* _INSTRUCTIONS TO FOLLOW_
Transcribe the listing verbatim. Do not carry over any pictures.

## Begin PROVIDED MATERIAL

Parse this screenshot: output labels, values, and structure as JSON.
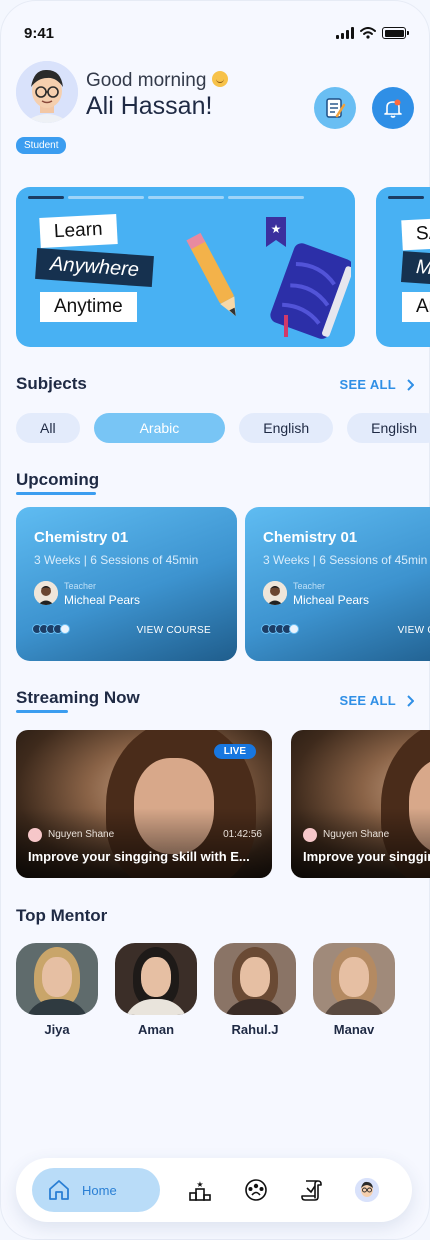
{
  "status_bar": {
    "time": "9:41"
  },
  "header": {
    "greeting": "Good morning",
    "user_name": "Ali Hassan!",
    "role": "Student"
  },
  "banner": {
    "words": [
      "Learn",
      "Anywhere",
      "Anytime"
    ],
    "peek_words": [
      "SA",
      "Me",
      "An"
    ]
  },
  "subjects": {
    "title": "Subjects",
    "see_all": "SEE ALL",
    "chips": [
      "All",
      "Arabic",
      "English",
      "English"
    ],
    "selected": "Arabic"
  },
  "upcoming": {
    "title": "Upcoming",
    "courses": [
      {
        "title": "Chemistry 01",
        "schedule": "3 Weeks | 6 Sessions of 45min",
        "teacher_label": "Teacher",
        "teacher": "Micheal Pears",
        "cta": "VIEW COURSE"
      },
      {
        "title": "Chemistry 01",
        "schedule": "3 Weeks | 6 Sessions of 45min",
        "teacher_label": "Teacher",
        "teacher": "Micheal Pears",
        "cta": "VIEW COURSE"
      }
    ]
  },
  "streaming": {
    "title": "Streaming Now",
    "see_all": "SEE ALL",
    "items": [
      {
        "badge": "LIVE",
        "host": "Nguyen Shane",
        "duration": "01:42:56",
        "title": "Improve your singging skill with E..."
      },
      {
        "host": "Nguyen Shane",
        "title": "Improve your singging skill with E..."
      }
    ]
  },
  "mentors": {
    "title": "Top Mentor",
    "items": [
      "Jiya",
      "Aman",
      "Rahul.J",
      "Manav"
    ]
  },
  "bottom_nav": {
    "home_label": "Home",
    "icons": [
      "home-icon",
      "leaderboard-icon",
      "community-icon",
      "certificate-icon",
      "profile-avatar"
    ]
  },
  "colors": {
    "accent": "#2f8fe6",
    "banner": "#48b1f3",
    "dark": "#1f2a44"
  }
}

## End PROVIDED MATERIAL

* _RESPONSE TO THE TASK_
Parse this screenshot: output labels, values, and structure as JSON.
{
  "status_bar": {
    "time": "9:41"
  },
  "header": {
    "greeting": "Good morning",
    "user_name": "Ali Hassan!",
    "role": "Student"
  },
  "banner": {
    "words": [
      "Learn",
      "Anywhere",
      "Anytime"
    ],
    "peek_words": [
      "SA",
      "Me",
      "An"
    ]
  },
  "subjects": {
    "title": "Subjects",
    "see_all": "SEE ALL",
    "chips": [
      "All",
      "Arabic",
      "English",
      "English"
    ],
    "selected": "Arabic"
  },
  "upcoming": {
    "title": "Upcoming",
    "courses": [
      {
        "title": "Chemistry 01",
        "schedule": "3 Weeks | 6 Sessions of 45min",
        "teacher_label": "Teacher",
        "teacher": "Micheal Pears",
        "cta": "VIEW COURSE"
      },
      {
        "title": "Chemistry 01",
        "schedule": "3 Weeks | 6 Sessions of 45min",
        "teacher_label": "Teacher",
        "teacher": "Micheal Pears",
        "cta": "VIEW COURSE"
      }
    ]
  },
  "streaming": {
    "title": "Streaming Now",
    "see_all": "SEE ALL",
    "items": [
      {
        "badge": "LIVE",
        "host": "Nguyen Shane",
        "duration": "01:42:56",
        "title": "Improve your singging skill with E..."
      },
      {
        "host": "Nguyen Shane",
        "title": "Improve your singging skill with E..."
      }
    ]
  },
  "mentors": {
    "title": "Top Mentor",
    "items": [
      "Jiya",
      "Aman",
      "Rahul.J",
      "Manav"
    ]
  },
  "bottom_nav": {
    "home_label": "Home",
    "icons": [
      "home-icon",
      "leaderboard-icon",
      "community-icon",
      "certificate-icon",
      "profile-avatar"
    ]
  },
  "colors": {
    "accent": "#2f8fe6",
    "banner": "#48b1f3",
    "dark": "#1f2a44"
  }
}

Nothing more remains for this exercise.